--- Start of DATA ROWS ---
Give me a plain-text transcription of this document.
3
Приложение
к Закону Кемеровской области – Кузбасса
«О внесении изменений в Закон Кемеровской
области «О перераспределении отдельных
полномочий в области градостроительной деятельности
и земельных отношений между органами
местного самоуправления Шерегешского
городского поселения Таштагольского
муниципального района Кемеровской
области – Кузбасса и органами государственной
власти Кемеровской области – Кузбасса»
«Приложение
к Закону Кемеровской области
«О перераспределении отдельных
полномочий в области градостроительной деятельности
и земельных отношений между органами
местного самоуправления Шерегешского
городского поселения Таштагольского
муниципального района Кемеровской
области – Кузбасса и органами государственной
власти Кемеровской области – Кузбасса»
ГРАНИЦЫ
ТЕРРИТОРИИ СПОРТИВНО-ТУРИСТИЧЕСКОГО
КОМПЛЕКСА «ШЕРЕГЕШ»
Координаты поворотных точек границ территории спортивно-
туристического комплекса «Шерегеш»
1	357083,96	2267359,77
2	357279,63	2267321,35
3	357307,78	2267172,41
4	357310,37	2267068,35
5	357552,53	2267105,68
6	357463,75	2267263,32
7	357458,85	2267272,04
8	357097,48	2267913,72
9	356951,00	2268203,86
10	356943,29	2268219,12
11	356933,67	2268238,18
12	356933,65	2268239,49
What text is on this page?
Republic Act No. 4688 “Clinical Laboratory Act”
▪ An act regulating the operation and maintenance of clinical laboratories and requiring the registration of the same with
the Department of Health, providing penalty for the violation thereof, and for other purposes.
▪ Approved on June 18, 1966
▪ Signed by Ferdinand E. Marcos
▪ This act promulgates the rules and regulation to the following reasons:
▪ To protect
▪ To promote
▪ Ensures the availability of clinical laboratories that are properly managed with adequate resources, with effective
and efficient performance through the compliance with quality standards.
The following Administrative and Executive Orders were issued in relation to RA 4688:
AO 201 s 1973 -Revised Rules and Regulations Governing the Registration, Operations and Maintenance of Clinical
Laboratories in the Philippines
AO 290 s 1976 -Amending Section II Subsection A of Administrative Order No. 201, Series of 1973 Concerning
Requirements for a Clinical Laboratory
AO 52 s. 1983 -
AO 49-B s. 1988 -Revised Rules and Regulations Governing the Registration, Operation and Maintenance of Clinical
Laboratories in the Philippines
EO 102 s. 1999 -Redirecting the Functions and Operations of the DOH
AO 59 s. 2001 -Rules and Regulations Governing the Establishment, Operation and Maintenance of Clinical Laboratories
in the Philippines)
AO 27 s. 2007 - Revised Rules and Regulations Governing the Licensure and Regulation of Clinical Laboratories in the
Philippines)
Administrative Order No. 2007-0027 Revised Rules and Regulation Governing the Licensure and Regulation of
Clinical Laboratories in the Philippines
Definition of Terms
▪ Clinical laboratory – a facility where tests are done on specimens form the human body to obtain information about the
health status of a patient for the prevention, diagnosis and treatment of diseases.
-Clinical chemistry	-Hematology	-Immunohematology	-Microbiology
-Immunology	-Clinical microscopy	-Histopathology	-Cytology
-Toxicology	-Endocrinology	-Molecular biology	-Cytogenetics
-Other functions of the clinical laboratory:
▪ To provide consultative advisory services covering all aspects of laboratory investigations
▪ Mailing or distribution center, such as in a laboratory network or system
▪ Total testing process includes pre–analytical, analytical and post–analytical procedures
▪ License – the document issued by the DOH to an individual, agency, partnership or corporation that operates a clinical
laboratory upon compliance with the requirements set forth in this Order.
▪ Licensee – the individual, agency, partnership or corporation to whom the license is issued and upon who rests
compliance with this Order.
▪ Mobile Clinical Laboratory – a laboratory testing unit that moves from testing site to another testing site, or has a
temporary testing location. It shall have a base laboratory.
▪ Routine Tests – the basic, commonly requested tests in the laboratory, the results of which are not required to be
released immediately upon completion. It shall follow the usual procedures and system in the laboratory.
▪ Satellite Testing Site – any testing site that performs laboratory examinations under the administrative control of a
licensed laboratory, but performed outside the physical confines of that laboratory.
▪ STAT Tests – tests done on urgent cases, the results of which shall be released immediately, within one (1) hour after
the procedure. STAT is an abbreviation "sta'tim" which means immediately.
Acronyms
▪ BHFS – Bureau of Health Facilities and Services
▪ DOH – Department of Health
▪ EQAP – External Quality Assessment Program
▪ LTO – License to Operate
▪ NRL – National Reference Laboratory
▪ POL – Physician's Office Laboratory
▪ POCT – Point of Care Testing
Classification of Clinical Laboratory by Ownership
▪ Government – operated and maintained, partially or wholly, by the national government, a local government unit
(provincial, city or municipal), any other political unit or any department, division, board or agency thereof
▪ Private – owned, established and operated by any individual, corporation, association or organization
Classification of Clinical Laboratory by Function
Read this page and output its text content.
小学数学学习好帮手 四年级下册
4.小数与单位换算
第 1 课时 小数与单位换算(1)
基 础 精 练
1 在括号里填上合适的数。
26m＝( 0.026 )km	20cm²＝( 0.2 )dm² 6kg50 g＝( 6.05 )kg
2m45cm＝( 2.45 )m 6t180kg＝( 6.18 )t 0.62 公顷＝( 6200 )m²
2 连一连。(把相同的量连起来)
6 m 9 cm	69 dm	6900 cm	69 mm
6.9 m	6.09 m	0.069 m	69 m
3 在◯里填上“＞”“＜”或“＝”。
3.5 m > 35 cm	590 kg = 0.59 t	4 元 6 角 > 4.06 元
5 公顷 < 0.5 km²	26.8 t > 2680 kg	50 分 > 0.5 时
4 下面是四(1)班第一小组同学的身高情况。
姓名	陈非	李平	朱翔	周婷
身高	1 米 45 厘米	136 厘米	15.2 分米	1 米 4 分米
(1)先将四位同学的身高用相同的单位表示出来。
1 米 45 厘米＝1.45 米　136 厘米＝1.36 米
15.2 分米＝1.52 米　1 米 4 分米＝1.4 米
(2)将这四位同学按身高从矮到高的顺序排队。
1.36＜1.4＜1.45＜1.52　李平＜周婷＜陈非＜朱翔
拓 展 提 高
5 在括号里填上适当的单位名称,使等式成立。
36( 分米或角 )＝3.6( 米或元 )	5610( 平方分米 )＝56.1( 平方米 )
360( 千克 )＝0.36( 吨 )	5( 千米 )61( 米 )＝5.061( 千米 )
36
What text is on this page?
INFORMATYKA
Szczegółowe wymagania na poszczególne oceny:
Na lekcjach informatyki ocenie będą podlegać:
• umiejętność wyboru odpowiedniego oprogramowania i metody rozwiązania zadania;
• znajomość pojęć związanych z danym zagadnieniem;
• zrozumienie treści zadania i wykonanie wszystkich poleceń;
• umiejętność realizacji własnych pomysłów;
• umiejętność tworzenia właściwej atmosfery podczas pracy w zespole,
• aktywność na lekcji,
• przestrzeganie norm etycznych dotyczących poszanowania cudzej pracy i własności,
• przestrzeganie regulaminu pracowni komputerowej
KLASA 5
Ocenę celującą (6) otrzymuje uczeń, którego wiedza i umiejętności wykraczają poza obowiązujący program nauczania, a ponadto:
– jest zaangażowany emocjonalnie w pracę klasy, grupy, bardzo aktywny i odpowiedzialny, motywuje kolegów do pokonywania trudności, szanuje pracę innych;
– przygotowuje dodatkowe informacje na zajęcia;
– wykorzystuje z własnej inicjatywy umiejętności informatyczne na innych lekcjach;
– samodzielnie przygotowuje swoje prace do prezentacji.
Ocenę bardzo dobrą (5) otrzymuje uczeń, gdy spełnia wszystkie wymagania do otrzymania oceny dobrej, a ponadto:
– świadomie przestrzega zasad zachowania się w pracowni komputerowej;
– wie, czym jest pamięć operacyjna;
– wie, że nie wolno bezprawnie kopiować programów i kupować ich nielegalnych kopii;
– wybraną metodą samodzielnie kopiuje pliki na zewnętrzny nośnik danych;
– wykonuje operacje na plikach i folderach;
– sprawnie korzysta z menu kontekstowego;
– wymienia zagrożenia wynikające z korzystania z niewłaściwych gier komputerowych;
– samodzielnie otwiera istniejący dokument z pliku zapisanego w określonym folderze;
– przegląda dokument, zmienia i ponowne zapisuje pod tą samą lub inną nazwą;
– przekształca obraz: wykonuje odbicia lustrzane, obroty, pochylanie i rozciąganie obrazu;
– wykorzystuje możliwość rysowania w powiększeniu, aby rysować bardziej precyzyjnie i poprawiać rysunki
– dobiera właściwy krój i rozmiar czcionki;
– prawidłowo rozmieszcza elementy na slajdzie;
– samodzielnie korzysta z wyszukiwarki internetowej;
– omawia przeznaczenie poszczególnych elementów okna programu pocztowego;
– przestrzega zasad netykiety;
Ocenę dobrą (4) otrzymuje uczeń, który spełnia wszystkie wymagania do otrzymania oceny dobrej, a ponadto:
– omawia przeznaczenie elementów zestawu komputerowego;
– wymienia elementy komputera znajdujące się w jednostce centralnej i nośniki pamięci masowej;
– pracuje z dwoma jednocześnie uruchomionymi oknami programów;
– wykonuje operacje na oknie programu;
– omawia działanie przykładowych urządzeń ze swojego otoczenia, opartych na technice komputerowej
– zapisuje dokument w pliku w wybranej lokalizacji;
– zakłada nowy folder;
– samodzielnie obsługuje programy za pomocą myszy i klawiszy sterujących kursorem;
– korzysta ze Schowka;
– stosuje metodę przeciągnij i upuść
--- End of DATA ROWS ---
Collect the lines that hold "umiejętność".

* FINAL ANSWER:
• umiejętność wyboru odpowiedniego oprogramowania i metody rozwiązania zadania;
• umiejętność realizacji własnych pomysłów;
• umiejętność tworzenia właściwej atmosfery podczas pracy w zespole,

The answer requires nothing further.